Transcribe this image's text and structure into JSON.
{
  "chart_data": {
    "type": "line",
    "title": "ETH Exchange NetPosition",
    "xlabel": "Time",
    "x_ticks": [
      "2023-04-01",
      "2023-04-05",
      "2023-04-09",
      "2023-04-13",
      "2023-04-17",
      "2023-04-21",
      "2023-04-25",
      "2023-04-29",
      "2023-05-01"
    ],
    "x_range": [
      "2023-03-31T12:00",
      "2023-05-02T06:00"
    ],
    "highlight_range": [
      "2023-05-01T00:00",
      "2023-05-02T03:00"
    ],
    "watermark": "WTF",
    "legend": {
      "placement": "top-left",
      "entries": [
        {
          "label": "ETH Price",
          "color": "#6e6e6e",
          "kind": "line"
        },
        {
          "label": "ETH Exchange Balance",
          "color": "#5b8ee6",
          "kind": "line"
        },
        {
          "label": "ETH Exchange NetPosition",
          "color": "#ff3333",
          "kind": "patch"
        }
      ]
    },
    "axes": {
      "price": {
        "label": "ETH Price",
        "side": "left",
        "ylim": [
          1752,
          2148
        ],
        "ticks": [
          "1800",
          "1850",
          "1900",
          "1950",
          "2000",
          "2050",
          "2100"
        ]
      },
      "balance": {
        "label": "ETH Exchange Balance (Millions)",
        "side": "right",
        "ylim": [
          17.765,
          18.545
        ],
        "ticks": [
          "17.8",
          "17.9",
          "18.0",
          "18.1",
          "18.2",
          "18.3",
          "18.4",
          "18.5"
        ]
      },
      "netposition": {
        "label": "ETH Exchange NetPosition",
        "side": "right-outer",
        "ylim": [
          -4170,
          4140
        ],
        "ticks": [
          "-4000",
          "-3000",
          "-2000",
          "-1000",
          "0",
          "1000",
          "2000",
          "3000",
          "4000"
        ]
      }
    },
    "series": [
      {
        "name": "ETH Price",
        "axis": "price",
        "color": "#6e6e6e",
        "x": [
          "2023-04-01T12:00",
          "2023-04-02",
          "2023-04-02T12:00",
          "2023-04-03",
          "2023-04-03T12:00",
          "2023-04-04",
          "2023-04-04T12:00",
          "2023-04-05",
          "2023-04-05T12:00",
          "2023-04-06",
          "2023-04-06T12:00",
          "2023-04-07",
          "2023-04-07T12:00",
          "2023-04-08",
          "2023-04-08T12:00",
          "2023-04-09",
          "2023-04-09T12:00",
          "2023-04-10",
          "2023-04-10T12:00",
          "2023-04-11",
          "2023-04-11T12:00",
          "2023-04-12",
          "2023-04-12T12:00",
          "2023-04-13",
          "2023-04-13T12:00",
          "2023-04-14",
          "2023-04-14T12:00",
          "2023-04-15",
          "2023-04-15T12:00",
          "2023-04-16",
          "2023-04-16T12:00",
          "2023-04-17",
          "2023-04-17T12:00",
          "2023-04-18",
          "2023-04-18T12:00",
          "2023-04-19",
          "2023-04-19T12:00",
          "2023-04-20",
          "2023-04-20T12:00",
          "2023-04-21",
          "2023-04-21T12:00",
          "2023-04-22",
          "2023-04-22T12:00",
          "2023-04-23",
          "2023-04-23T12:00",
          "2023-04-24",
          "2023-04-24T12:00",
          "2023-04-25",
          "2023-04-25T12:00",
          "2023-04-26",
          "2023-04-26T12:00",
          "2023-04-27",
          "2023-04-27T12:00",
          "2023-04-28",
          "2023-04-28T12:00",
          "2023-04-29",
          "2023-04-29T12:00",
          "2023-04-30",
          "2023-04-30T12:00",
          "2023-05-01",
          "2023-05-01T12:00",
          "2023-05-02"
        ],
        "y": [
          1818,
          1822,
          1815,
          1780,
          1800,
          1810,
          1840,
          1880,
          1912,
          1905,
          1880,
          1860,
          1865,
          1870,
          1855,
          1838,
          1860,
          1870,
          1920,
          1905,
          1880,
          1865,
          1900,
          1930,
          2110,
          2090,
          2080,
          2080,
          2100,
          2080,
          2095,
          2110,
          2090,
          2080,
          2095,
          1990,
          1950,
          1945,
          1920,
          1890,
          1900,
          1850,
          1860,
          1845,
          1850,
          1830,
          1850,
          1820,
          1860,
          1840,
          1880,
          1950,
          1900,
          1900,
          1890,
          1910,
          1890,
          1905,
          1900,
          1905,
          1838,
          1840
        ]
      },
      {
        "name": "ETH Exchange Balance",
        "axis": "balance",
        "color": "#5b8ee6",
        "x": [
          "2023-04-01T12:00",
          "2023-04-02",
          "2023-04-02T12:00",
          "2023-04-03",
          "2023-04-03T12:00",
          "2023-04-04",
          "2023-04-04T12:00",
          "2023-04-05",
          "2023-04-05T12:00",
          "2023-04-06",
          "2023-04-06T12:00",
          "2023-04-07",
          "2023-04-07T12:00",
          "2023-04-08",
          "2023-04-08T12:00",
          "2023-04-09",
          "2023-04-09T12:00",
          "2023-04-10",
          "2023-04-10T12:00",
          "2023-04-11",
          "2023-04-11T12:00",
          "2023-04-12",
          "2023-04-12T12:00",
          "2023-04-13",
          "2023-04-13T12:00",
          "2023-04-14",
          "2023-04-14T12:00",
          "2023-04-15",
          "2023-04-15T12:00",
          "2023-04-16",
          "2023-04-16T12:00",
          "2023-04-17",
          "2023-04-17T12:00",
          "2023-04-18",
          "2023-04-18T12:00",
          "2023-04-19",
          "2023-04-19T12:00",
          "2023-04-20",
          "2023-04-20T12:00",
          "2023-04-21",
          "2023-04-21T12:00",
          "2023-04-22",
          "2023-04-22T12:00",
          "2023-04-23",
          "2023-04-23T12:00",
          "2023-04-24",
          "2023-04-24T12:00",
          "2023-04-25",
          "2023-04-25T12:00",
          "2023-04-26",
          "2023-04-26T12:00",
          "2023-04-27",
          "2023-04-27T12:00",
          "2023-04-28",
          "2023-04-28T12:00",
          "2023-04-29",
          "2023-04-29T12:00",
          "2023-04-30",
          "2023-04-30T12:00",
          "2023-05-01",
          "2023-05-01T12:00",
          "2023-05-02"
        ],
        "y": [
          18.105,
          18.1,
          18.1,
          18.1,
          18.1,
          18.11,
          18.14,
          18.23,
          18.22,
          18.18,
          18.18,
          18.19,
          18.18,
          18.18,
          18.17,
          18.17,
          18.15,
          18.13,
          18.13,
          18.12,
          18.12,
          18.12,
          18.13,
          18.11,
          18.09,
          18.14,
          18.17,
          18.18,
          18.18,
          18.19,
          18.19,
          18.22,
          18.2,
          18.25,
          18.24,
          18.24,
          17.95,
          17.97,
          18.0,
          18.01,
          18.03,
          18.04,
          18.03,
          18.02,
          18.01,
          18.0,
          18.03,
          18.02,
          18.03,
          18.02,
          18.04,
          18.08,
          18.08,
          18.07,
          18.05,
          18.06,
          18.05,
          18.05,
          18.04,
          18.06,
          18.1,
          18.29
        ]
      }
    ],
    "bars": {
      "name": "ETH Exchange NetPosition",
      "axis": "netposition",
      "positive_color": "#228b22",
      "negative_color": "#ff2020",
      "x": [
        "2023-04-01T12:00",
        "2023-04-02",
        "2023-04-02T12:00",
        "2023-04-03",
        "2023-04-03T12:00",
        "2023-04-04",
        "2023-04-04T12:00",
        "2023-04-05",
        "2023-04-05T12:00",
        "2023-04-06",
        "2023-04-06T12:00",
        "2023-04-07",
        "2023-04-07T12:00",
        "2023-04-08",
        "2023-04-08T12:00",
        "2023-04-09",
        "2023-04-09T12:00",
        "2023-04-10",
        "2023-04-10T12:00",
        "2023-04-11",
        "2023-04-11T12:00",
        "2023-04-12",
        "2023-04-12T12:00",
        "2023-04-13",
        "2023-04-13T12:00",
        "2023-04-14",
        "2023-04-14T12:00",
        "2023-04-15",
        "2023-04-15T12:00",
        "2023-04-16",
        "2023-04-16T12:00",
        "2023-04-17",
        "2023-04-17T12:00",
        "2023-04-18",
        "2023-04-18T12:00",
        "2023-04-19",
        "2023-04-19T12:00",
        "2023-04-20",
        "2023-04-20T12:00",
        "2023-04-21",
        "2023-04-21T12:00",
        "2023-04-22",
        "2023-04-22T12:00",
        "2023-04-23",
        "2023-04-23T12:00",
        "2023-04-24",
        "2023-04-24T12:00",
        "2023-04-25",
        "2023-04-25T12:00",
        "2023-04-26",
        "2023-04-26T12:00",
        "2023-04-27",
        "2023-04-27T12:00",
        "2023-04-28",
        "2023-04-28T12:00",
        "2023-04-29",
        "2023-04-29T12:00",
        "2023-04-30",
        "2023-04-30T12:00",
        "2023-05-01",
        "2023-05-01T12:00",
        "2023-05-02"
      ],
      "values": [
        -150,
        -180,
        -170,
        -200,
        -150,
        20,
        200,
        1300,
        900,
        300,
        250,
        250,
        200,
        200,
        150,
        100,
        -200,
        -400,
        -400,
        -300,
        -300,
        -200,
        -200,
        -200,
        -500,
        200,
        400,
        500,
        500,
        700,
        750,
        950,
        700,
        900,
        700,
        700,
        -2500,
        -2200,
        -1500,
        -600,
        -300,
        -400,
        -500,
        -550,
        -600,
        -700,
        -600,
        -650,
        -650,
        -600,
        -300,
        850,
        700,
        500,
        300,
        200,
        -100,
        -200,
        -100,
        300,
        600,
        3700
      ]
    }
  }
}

******

- What you have to do -
Read through the data and copy every line where "Exchange" shows up.

- Correct result -
    "title": "ETH Exchange NetPosition",
          "label": "ETH Exchange Balance",
          "label": "ETH Exchange NetPosition",
        "label": "ETH Exchange Balance (Millions)",
        "label": "ETH Exchange NetPosition",
        "name": "ETH Exchange Balance",
      "name": "ETH Exchange NetPosition",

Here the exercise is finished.